• Stated exercise: Quote every line as given.

• The input:
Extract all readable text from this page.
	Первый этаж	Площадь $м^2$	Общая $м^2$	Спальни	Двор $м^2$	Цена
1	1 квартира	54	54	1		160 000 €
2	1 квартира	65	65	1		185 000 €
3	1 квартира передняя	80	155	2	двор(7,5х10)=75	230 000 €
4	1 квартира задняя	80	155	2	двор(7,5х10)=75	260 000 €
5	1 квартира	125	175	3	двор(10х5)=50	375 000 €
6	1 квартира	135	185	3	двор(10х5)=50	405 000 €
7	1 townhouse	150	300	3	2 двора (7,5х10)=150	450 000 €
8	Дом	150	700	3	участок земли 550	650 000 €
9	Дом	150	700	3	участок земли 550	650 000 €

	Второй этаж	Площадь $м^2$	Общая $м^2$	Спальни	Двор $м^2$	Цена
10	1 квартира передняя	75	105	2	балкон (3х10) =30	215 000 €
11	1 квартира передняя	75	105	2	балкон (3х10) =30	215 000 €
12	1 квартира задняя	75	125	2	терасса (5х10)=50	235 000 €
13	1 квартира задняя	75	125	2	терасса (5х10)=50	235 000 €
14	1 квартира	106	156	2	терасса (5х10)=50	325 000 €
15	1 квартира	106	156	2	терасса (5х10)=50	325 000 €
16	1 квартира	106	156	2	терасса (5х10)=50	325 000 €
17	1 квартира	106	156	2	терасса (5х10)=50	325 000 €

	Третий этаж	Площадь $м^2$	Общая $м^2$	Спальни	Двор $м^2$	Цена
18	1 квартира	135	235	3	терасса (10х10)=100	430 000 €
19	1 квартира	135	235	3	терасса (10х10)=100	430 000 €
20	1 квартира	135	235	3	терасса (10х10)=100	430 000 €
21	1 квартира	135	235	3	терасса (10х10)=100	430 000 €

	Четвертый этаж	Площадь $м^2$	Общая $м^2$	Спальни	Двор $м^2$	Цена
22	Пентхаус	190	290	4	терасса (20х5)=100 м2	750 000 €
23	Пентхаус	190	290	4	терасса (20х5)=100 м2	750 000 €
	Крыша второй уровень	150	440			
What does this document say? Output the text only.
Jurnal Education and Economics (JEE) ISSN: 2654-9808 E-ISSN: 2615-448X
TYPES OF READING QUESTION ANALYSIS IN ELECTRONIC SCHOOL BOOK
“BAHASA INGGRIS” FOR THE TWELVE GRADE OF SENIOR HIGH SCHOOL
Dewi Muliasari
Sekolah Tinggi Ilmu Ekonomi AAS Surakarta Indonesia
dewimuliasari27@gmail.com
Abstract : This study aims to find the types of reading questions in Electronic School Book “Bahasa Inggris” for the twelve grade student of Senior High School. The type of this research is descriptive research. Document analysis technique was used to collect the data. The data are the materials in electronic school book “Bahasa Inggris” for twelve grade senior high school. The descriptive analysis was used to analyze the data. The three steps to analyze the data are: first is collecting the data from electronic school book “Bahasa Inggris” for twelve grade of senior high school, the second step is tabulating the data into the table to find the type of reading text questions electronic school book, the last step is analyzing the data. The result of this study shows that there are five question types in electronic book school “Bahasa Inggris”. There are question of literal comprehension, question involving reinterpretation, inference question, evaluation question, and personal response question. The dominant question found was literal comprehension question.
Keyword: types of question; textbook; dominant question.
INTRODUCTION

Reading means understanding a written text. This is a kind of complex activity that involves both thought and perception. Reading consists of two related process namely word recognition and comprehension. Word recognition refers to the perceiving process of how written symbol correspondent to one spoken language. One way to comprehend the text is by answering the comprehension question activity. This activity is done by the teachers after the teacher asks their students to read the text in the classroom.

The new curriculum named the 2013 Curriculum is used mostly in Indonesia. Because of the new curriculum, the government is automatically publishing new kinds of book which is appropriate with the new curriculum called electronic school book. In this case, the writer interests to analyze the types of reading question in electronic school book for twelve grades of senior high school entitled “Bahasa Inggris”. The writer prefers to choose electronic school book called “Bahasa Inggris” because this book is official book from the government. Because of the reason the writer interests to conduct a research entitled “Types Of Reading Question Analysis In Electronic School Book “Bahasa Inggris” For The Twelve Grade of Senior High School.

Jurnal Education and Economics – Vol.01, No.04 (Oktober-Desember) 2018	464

• Task response:
Extract all readable text from this page.
	Первый этаж	Площадь $м^2$	Общая $м^2$	Спальни	Двор $м^2$	Цена
1	1 квартира	54	54	1		160 000 €
2	1 квартира	65	65	1		185 000 €
3	1 квартира передняя	80	155	2	двор(7,5х10)=75	230 000 €
4	1 квартира задняя	80	155	2	двор(7,5х10)=75	260 000 €
5	1 квартира	125	175	3	двор(10х5)=50	375 000 €
6	1 квартира	135	185	3	двор(10х5)=50	405 000 €
7	1 townhouse	150	300	3	2 двора (7,5х10)=150	450 000 €
8	Дом	150	700	3	участок земли 550	650 000 €
9	Дом	150	700	3	участок земли 550	650 000 €

	Второй этаж	Площадь $м^2$	Общая $м^2$	Спальни	Двор $м^2$	Цена
10	1 квартира передняя	75	105	2	балкон (3х10) =30	215 000 €
11	1 квартира передняя	75	105	2	балкон (3х10) =30	215 000 €
12	1 квартира задняя	75	125	2	терасса (5х10)=50	235 000 €
13	1 квартира задняя	75	125	2	терасса (5х10)=50	235 000 €
14	1 квартира	106	156	2	терасса (5х10)=50	325 000 €
15	1 квартира	106	156	2	терасса (5х10)=50	325 000 €
16	1 квартира	106	156	2	терасса (5х10)=50	325 000 €
17	1 квартира	106	156	2	терасса (5х10)=50	325 000 €

	Третий этаж	Площадь $м^2$	Общая $м^2$	Спальни	Двор $м^2$	Цена
18	1 квартира	135	235	3	терасса (10х10)=100	430 000 €
19	1 квартира	135	235	3	терасса (10х10)=100	430 000 €
20	1 квартира	135	235	3	терасса (10х10)=100	430 000 €
21	1 квартира	135	235	3	терасса (10х10)=100	430 000 €

	Четвертый этаж	Площадь $м^2$	Общая $м^2$	Спальни	Двор $м^2$	Цена
22	Пентхаус	190	290	4	терасса (20х5)=100 м2	750 000 €
23	Пентхаус	190	290	4	терасса (20х5)=100 м2	750 000 €
	Крыша второй уровень	150	440			
What does this document say? Output the text only.
Jurnal Education and Economics (JEE) ISSN: 2654-9808 E-ISSN: 2615-448X
TYPES OF READING QUESTION ANALYSIS IN ELECTRONIC SCHOOL BOOK
“BAHASA INGGRIS” FOR THE TWELVE GRADE OF SENIOR HIGH SCHOOL
Dewi Muliasari
Sekolah Tinggi Ilmu Ekonomi AAS Surakarta Indonesia
dewimuliasari27@gmail.com
Abstract : This study aims to find the types of reading questions in Electronic School Book “Bahasa Inggris” for the twelve grade student of Senior High School. The type of this research is descriptive research. Document analysis technique was used to collect the data. The data are the materials in electronic school book “Bahasa Inggris” for twelve grade senior high school. The descriptive analysis was used to analyze the data. The three steps to analyze the data are: first is collecting the data from electronic school book “Bahasa Inggris” for twelve grade of senior high school, the second step is tabulating the data into the table to find the type of reading text questions electronic school book, the last step is analyzing the data. The result of this study shows that there are five question types in electronic book school “Bahasa Inggris”. There are question of literal comprehension, question involving reinterpretation, inference question, evaluation question, and personal response question. The dominant question found was literal comprehension question.
Keyword: types of question; textbook; dominant question.
INTRODUCTION

Reading means understanding a written text. This is a kind of complex activity that involves both thought and perception. Reading consists of two related process namely word recognition and comprehension. Word recognition refers to the perceiving process of how written symbol correspondent to one spoken language. One way to comprehend the text is by answering the comprehension question activity. This activity is done by the teachers after the teacher asks their students to read the text in the classroom.

The new curriculum named the 2013 Curriculum is used mostly in Indonesia. Because of the new curriculum, the government is automatically publishing new kinds of book which is appropriate with the new curriculum called electronic school book. In this case, the writer interests to analyze the types of reading question in electronic school book for twelve grades of senior high school entitled “Bahasa Inggris”. The writer prefers to choose electronic school book called “Bahasa Inggris” because this book is official book from the government. Because of the reason the writer interests to conduct a research entitled “Types Of Reading Question Analysis In Electronic School Book “Bahasa Inggris” For The Twelve Grade of Senior High School.

Jurnal Education and Economics – Vol.01, No.04 (Oktober-Desember) 2018	464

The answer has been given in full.